State only the number of lines that include "Estado".

****

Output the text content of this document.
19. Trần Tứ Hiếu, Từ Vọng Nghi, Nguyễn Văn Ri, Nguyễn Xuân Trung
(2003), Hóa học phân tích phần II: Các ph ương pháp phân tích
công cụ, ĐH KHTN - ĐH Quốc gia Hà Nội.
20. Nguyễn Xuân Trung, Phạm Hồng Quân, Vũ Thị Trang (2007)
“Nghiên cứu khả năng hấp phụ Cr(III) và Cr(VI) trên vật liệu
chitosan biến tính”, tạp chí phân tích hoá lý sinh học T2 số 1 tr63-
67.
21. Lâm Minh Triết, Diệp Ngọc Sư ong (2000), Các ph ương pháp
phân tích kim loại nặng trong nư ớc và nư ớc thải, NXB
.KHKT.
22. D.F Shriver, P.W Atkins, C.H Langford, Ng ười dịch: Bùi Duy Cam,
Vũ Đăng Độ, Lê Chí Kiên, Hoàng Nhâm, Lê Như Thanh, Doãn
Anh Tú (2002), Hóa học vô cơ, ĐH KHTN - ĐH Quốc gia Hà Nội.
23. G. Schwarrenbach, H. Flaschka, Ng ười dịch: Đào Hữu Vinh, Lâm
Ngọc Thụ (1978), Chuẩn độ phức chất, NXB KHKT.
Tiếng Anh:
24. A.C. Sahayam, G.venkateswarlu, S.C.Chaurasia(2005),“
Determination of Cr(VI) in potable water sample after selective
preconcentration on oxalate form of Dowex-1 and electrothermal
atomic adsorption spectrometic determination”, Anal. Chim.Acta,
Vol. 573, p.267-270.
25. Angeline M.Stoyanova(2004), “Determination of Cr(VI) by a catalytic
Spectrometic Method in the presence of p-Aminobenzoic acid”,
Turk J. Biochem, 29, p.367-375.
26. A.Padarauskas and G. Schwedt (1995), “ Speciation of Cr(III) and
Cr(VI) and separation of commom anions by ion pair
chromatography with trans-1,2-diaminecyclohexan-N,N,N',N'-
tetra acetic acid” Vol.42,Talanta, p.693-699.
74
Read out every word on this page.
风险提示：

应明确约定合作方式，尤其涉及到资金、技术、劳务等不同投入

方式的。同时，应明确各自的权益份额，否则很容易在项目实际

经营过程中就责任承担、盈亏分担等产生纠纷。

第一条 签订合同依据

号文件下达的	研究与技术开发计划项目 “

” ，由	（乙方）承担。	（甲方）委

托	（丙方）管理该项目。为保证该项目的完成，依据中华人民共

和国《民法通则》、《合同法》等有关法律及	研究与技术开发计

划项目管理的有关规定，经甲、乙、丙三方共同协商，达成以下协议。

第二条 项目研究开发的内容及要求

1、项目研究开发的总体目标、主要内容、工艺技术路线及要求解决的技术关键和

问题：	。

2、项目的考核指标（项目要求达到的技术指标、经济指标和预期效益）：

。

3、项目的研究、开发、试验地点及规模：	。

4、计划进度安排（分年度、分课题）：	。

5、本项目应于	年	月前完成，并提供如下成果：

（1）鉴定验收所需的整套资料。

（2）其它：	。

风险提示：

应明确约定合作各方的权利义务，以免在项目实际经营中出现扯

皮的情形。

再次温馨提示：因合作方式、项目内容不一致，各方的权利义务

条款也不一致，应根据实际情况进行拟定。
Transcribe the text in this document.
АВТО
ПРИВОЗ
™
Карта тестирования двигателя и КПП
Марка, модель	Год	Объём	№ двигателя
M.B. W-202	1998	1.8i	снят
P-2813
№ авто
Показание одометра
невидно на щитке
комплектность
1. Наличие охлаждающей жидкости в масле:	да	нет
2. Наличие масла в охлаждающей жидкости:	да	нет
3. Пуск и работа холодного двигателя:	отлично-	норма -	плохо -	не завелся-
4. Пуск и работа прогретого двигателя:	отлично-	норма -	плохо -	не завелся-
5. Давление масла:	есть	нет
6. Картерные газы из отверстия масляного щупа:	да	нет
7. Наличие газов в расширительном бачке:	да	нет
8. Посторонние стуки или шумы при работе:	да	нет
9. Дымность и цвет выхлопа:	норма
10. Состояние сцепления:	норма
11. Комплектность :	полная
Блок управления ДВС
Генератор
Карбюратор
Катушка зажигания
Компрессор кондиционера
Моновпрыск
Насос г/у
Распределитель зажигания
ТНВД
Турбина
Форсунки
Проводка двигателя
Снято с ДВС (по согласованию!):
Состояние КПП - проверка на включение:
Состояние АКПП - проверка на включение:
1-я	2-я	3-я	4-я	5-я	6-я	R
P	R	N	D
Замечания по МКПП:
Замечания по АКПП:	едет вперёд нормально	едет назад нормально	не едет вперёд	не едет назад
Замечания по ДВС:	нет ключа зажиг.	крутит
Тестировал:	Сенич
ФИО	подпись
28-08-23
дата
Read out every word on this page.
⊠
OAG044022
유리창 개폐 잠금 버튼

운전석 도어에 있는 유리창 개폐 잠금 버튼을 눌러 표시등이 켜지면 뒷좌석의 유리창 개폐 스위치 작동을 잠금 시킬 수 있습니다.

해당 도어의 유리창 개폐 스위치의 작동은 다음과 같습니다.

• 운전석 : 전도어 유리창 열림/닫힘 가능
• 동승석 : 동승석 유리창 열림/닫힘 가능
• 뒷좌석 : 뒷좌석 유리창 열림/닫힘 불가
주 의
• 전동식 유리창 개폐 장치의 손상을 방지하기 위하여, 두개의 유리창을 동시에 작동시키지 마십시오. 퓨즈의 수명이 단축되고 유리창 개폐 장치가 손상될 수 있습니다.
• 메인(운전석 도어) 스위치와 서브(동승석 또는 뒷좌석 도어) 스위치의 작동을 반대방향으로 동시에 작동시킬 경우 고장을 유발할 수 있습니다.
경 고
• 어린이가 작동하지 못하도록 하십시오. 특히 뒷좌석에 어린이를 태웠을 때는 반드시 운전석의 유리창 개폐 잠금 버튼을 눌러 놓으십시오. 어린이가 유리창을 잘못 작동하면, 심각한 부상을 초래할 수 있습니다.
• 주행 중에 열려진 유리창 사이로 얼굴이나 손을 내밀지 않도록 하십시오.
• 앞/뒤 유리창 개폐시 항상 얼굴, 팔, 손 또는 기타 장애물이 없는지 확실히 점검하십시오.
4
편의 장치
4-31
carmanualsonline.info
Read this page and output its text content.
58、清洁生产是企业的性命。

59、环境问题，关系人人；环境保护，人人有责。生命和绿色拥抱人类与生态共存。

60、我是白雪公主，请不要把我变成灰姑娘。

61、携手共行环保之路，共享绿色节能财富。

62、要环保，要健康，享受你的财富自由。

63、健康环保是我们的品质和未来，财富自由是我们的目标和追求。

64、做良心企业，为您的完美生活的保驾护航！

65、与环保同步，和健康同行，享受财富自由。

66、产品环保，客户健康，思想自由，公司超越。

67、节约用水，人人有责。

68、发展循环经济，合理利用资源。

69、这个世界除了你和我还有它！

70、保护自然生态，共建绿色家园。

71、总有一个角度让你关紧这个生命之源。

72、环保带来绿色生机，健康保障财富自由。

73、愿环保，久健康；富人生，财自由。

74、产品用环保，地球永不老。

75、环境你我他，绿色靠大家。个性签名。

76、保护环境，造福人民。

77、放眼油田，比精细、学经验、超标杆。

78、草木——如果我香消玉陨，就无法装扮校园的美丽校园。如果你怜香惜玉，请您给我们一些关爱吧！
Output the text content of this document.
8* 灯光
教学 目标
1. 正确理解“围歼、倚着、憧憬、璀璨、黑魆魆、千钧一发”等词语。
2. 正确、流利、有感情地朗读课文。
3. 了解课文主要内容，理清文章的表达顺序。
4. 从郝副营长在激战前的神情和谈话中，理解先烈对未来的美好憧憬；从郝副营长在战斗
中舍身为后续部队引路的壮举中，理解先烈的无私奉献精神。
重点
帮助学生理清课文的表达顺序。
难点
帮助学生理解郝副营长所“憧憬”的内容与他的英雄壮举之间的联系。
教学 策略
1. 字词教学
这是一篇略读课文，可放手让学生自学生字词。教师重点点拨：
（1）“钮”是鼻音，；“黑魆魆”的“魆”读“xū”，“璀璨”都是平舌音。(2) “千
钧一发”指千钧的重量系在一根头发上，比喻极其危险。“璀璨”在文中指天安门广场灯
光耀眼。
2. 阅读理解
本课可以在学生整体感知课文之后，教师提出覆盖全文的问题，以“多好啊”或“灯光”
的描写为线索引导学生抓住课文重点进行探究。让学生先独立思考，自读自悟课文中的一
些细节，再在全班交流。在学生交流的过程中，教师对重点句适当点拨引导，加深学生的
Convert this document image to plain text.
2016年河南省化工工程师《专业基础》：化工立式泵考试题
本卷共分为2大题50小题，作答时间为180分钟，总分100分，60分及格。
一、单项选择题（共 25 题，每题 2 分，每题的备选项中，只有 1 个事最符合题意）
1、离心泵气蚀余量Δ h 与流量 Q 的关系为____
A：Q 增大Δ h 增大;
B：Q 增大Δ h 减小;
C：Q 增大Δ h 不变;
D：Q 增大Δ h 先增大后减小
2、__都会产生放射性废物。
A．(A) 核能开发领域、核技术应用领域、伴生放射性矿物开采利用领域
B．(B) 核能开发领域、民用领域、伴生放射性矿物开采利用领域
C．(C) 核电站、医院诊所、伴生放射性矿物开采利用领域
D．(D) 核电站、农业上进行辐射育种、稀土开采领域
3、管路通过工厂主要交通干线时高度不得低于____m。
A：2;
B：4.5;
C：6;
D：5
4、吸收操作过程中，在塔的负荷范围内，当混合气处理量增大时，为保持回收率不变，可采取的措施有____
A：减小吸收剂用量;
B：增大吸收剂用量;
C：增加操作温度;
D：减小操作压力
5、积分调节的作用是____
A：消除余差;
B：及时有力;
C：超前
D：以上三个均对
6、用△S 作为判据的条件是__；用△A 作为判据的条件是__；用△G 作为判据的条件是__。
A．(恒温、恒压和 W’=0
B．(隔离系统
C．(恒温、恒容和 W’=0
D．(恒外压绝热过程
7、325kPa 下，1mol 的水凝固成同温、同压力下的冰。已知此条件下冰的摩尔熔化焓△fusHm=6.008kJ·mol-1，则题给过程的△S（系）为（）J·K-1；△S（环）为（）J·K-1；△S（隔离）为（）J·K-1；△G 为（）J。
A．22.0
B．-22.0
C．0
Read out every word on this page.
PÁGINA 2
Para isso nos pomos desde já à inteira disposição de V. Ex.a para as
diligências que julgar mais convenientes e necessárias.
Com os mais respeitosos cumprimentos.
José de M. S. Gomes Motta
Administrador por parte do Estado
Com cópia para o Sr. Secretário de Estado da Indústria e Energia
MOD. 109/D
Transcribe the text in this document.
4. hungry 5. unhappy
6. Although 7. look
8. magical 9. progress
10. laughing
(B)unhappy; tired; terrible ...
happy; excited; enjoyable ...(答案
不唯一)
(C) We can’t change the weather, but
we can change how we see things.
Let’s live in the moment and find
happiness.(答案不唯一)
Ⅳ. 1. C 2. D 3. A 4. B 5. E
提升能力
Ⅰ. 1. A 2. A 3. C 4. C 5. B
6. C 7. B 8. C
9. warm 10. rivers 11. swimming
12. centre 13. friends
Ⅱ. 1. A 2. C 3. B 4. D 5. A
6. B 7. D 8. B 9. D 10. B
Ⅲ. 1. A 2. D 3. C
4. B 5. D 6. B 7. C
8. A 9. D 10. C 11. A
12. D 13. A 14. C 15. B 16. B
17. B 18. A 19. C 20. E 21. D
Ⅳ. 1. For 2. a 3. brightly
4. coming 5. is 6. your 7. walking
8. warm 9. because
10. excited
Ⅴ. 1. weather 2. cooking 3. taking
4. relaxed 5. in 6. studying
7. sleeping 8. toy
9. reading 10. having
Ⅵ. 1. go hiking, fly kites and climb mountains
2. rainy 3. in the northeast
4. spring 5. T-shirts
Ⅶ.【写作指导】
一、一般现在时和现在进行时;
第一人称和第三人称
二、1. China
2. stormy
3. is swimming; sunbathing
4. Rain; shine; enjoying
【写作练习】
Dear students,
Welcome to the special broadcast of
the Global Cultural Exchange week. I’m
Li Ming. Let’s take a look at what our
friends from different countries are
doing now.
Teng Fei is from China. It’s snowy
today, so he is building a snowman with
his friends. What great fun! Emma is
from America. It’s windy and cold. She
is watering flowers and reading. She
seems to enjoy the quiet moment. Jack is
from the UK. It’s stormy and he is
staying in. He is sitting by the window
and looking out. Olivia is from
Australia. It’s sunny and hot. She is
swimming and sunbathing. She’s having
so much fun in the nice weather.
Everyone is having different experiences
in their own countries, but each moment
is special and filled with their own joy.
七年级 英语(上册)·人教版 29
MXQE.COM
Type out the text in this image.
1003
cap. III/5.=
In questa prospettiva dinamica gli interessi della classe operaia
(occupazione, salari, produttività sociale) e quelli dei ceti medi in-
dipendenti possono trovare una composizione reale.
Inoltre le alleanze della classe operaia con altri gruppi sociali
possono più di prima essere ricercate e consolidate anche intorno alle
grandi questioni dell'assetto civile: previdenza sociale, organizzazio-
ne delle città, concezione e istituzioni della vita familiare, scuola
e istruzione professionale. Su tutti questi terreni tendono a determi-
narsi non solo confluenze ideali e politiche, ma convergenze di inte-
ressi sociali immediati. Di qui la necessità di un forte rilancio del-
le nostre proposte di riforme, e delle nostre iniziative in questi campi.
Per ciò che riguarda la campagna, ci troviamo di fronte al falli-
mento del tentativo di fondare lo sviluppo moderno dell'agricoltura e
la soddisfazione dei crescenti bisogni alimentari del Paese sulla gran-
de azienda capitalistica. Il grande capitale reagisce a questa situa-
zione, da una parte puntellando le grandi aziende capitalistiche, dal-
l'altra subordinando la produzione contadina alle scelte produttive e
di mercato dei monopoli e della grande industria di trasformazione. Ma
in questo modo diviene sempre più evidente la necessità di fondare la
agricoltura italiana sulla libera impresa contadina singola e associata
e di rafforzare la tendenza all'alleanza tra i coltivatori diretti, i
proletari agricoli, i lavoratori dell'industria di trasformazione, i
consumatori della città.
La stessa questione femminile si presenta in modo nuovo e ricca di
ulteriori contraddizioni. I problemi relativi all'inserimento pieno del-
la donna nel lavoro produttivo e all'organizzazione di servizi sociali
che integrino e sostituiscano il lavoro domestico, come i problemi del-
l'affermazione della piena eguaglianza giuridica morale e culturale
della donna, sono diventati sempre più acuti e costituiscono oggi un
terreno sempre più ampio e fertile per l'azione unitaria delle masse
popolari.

****

_THE OUTPUT_. 2